--- start of AVAILABLE RECORDS ---
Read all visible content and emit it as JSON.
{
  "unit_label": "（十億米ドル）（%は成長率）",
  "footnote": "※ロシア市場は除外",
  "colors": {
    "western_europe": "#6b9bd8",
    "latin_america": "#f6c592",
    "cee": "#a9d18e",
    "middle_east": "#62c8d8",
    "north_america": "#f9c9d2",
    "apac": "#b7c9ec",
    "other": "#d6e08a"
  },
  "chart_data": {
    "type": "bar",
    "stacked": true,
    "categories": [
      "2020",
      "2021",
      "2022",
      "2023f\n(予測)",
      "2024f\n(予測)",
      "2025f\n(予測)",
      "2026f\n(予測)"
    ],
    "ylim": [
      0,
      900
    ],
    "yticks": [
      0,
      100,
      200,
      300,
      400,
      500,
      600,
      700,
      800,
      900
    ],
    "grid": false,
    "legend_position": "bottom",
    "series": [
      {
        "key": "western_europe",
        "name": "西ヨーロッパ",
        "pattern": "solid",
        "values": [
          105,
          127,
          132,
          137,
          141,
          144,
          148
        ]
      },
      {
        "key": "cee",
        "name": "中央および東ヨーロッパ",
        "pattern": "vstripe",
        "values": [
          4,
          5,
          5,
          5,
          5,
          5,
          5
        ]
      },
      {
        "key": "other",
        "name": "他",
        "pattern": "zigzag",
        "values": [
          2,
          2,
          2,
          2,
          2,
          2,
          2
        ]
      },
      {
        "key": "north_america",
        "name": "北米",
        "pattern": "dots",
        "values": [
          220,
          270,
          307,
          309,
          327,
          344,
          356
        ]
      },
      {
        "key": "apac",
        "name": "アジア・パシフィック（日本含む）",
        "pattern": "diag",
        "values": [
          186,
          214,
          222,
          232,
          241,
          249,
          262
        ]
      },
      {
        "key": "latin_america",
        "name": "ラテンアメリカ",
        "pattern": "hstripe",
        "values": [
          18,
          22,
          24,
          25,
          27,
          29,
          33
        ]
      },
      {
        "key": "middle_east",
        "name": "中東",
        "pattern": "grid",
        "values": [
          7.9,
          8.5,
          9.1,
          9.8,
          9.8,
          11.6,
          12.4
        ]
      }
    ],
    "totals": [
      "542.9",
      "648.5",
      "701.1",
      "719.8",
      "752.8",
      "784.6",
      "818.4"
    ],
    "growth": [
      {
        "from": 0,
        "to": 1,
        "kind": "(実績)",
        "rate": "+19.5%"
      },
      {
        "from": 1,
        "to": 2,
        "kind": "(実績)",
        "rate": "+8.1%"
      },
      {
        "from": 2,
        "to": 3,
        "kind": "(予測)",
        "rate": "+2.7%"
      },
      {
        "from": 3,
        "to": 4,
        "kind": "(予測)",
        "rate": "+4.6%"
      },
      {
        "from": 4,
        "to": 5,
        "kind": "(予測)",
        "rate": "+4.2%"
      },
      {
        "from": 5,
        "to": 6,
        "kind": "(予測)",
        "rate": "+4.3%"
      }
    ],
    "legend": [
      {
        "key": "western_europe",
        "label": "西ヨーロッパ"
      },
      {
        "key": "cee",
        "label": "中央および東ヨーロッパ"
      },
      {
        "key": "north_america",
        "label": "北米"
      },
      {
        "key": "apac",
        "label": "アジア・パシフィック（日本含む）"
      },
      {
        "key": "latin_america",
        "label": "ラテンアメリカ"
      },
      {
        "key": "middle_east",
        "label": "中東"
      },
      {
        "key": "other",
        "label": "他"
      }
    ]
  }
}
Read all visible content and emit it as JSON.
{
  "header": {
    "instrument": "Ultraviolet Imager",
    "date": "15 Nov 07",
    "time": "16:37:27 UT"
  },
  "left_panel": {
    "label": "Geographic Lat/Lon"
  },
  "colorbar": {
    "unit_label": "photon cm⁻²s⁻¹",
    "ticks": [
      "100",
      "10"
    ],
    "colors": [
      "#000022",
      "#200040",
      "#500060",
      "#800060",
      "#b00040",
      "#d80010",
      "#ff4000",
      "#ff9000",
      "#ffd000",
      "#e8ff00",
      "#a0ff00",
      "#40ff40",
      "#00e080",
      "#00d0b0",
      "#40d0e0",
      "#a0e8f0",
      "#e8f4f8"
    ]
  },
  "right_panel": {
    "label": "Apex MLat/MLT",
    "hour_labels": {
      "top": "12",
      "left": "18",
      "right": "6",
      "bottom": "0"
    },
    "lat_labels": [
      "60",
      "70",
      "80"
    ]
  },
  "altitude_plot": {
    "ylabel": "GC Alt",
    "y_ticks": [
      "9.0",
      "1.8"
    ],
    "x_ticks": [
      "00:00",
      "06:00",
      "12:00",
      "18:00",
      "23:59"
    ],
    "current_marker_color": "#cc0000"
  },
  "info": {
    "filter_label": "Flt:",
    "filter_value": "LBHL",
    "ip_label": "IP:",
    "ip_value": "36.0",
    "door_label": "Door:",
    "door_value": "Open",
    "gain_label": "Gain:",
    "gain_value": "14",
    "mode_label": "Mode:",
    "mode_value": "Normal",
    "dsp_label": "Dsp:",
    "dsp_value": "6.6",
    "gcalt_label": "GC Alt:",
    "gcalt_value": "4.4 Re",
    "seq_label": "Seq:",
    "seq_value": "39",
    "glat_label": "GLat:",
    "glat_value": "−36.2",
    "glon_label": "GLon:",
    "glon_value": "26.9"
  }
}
--- end of AVAILABLE RECORDS ---
* THE PROBLEM
The listing above must be transcribed exactly, line by line.

* ANSWER TO THIS EXERCISE
Read all visible content and emit it as JSON.
{
  "unit_label": "（十億米ドル）（%は成長率）",
  "footnote": "※ロシア市場は除外",
  "colors": {
    "western_europe": "#6b9bd8",
    "latin_america": "#f6c592",
    "cee": "#a9d18e",
    "middle_east": "#62c8d8",
    "north_america": "#f9c9d2",
    "apac": "#b7c9ec",
    "other": "#d6e08a"
  },
  "chart_data": {
    "type": "bar",
    "stacked": true,
    "categories": [
      "2020",
      "2021",
      "2022",
      "2023f\n(予測)",
      "2024f\n(予測)",
      "2025f\n(予測)",
      "2026f\n(予測)"
    ],
    "ylim": [
      0,
      900
    ],
    "yticks": [
      0,
      100,
      200,
      300,
      400,
      500,
      600,
      700,
      800,
      900
    ],
    "grid": false,
    "legend_position": "bottom",
    "series": [
      {
        "key": "western_europe",
        "name": "西ヨーロッパ",
        "pattern": "solid",
        "values": [
          105,
          127,
          132,
          137,
          141,
          144,
          148
        ]
      },
      {
        "key": "cee",
        "name": "中央および東ヨーロッパ",
        "pattern": "vstripe",
        "values": [
          4,
          5,
          5,
          5,
          5,
          5,
          5
        ]
      },
      {
        "key": "other",
        "name": "他",
        "pattern": "zigzag",
        "values": [
          2,
          2,
          2,
          2,
          2,
          2,
          2
        ]
      },
      {
        "key": "north_america",
        "name": "北米",
        "pattern": "dots",
        "values": [
          220,
          270,
          307,
          309,
          327,
          344,
          356
        ]
      },
      {
        "key": "apac",
        "name": "アジア・パシフィック（日本含む）",
        "pattern": "diag",
        "values": [
          186,
          214,
          222,
          232,
          241,
          249,
          262
        ]
      },
      {
        "key": "latin_america",
        "name": "ラテンアメリカ",
        "pattern": "hstripe",
        "values": [
          18,
          22,
          24,
          25,
          27,
          29,
          33
        ]
      },
      {
        "key": "middle_east",
        "name": "中東",
        "pattern": "grid",
        "values": [
          7.9,
          8.5,
          9.1,
          9.8,
          9.8,
          11.6,
          12.4
        ]
      }
    ],
    "totals": [
      "542.9",
      "648.5",
      "701.1",
      "719.8",
      "752.8",
      "784.6",
      "818.4"
    ],
    "growth": [
      {
        "from": 0,
        "to": 1,
        "kind": "(実績)",
        "rate": "+19.5%"
      },
      {
        "from": 1,
        "to": 2,
        "kind": "(実績)",
        "rate": "+8.1%"
      },
      {
        "from": 2,
        "to": 3,
        "kind": "(予測)",
        "rate": "+2.7%"
      },
      {
        "from": 3,
        "to": 4,
        "kind": "(予測)",
        "rate": "+4.6%"
      },
      {
        "from": 4,
        "to": 5,
        "kind": "(予測)",
        "rate": "+4.2%"
      },
      {
        "from": 5,
        "to": 6,
        "kind": "(予測)",
        "rate": "+4.3%"
      }
    ],
    "legend": [
      {
        "key": "western_europe",
        "label": "西ヨーロッパ"
      },
      {
        "key": "cee",
        "label": "中央および東ヨーロッパ"
      },
      {
        "key": "north_america",
        "label": "北米"
      },
      {
        "key": "apac",
        "label": "アジア・パシフィック（日本含む）"
      },
      {
        "key": "latin_america",
        "label": "ラテンアメリカ"
      },
      {
        "key": "middle_east",
        "label": "中東"
      },
      {
        "key": "other",
        "label": "他"
      }
    ]
  }
}
Read all visible content and emit it as JSON.
{
  "header": {
    "instrument": "Ultraviolet Imager",
    "date": "15 Nov 07",
    "time": "16:37:27 UT"
  },
  "left_panel": {
    "label": "Geographic Lat/Lon"
  },
  "colorbar": {
    "unit_label": "photon cm⁻²s⁻¹",
    "ticks": [
      "100",
      "10"
    ],
    "colors": [
      "#000022",
      "#200040",
      "#500060",
      "#800060",
      "#b00040",
      "#d80010",
      "#ff4000",
      "#ff9000",
      "#ffd000",
      "#e8ff00",
      "#a0ff00",
      "#40ff40",
      "#00e080",
      "#00d0b0",
      "#40d0e0",
      "#a0e8f0",
      "#e8f4f8"
    ]
  },
  "right_panel": {
    "label": "Apex MLat/MLT",
    "hour_labels": {
      "top": "12",
      "left": "18",
      "right": "6",
      "bottom": "0"
    },
    "lat_labels": [
      "60",
      "70",
      "80"
    ]
  },
  "altitude_plot": {
    "ylabel": "GC Alt",
    "y_ticks": [
      "9.0",
      "1.8"
    ],
    "x_ticks": [
      "00:00",
      "06:00",
      "12:00",
      "18:00",
      "23:59"
    ],
    "current_marker_color": "#cc0000"
  },
  "info": {
    "filter_label": "Flt:",
    "filter_value": "LBHL",
    "ip_label": "IP:",
    "ip_value": "36.0",
    "door_label": "Door:",
    "door_value": "Open",
    "gain_label": "Gain:",
    "gain_value": "14",
    "mode_label": "Mode:",
    "mode_value": "Normal",
    "dsp_label": "Dsp:",
    "dsp_value": "6.6",
    "gcalt_label": "GC Alt:",
    "gcalt_value": "4.4 Re",
    "seq_label": "Seq:",
    "seq_value": "39",
    "glat_label": "GLat:",
    "glat_value": "−36.2",
    "glon_label": "GLon:",
    "glon_value": "26.9"
  }
}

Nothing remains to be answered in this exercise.